■ **Instruction**
Repeat each of the items below line for line, with no changes, and leave out the pictures.

■ **Records contained in a dataset**

========================================================================

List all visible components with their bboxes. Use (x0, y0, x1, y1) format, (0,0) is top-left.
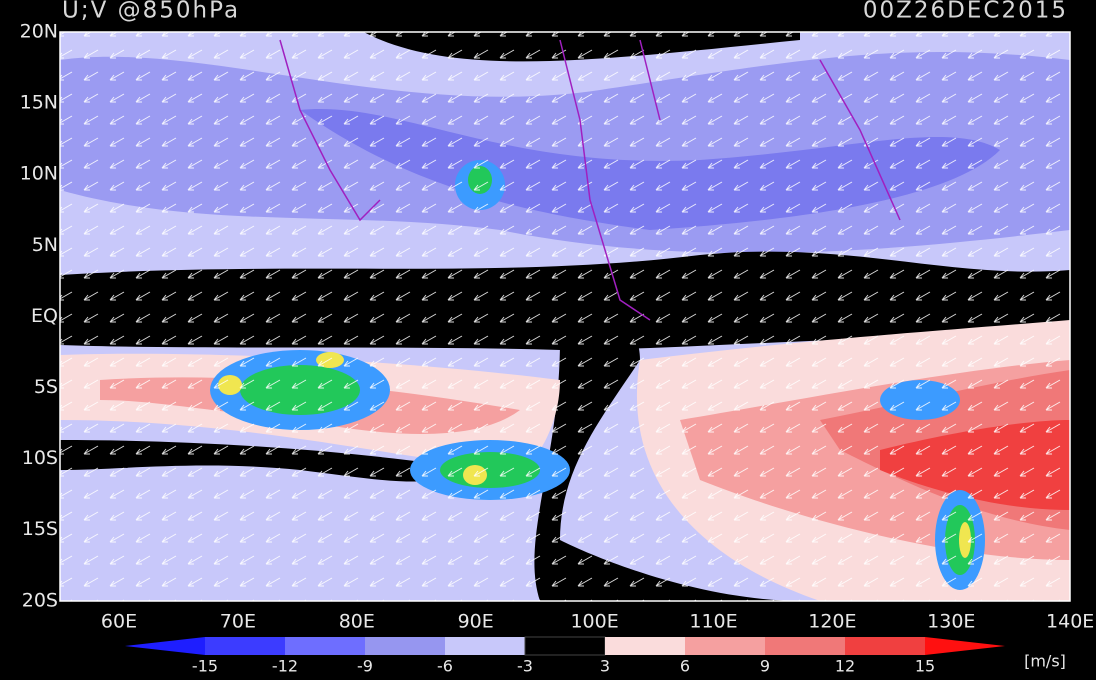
lat-label: 20N (20, 21, 58, 43)
lat-label: EQ (31, 305, 58, 327)
colorbar (125, 636, 1005, 656)
map-frame (59, 31, 1071, 602)
colorbar-label: -6 (437, 657, 453, 676)
lon-label: 110E (689, 611, 737, 633)
lat-label: 10S (22, 447, 58, 469)
colorbar-label: 3 (600, 657, 610, 676)
colorbar-unit: [m/s] (1024, 652, 1066, 671)
colorbar-label: 15 (915, 657, 935, 676)
lon-label: 100E (570, 611, 618, 633)
colorbar-label: 12 (835, 657, 855, 676)
lat-label: 5N (32, 234, 58, 256)
lon-label: 80E (339, 611, 375, 633)
lon-label: 70E (220, 611, 256, 633)
lat-label: 15N (20, 92, 58, 114)
lon-label: 90E (458, 611, 494, 633)
title: U;V @850hPa (62, 0, 240, 24)
lat-label: 20S (22, 589, 58, 611)
lon-label: 140E (1046, 611, 1094, 633)
lon-label: 130E (927, 611, 975, 633)
time-label: 00Z26DEC2015 (863, 0, 1068, 24)
lon-label: 120E (808, 611, 856, 633)
colorbar-label: -15 (192, 657, 218, 676)
colorbar-label: -12 (272, 657, 298, 676)
colorbar-label: -3 (517, 657, 533, 676)
wind-field (60, 32, 1070, 601)
lat-label: 10N (20, 163, 58, 185)
colorbar-label: -9 (357, 657, 373, 676)
lon-label: 60E (101, 611, 137, 633)
colorbar-label: 9 (760, 657, 770, 676)
colorbar-label: 6 (680, 657, 690, 676)
lat-label: 5S (34, 376, 58, 398)
lat-label: 15S (22, 518, 58, 540)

========================================================================

■ **Written solution**
List all visible components with their bboxes. Use (x0, y0, x1, y1) format, (0,0) is top-left.
lat-label: 20N (20, 21, 58, 43)
lat-label: EQ (31, 305, 58, 327)
colorbar (125, 636, 1005, 656)
map-frame (59, 31, 1071, 602)
colorbar-label: -6 (437, 657, 453, 676)
lon-label: 110E (689, 611, 737, 633)
lat-label: 10S (22, 447, 58, 469)
colorbar-label: 3 (600, 657, 610, 676)
colorbar-unit: [m/s] (1024, 652, 1066, 671)
colorbar-label: 15 (915, 657, 935, 676)
lon-label: 100E (570, 611, 618, 633)
colorbar-label: 12 (835, 657, 855, 676)
lat-label: 5N (32, 234, 58, 256)
lon-label: 80E (339, 611, 375, 633)
lon-label: 70E (220, 611, 256, 633)
lat-label: 15N (20, 92, 58, 114)
lon-label: 90E (458, 611, 494, 633)
title: U;V @850hPa (62, 0, 240, 24)
lat-label: 20S (22, 589, 58, 611)
lon-label: 140E (1046, 611, 1094, 633)
lon-label: 130E (927, 611, 975, 633)
time-label: 00Z26DEC2015 (863, 0, 1068, 24)
lon-label: 120E (808, 611, 856, 633)
colorbar-label: -15 (192, 657, 218, 676)
colorbar-label: -12 (272, 657, 298, 676)
colorbar-label: -3 (517, 657, 533, 676)
wind-field (60, 32, 1070, 601)
lat-label: 10N (20, 163, 58, 185)
colorbar-label: -9 (357, 657, 373, 676)
lon-label: 60E (101, 611, 137, 633)
colorbar-label: 9 (760, 657, 770, 676)
colorbar-label: 6 (680, 657, 690, 676)
lat-label: 5S (34, 376, 58, 398)
lat-label: 15S (22, 518, 58, 540)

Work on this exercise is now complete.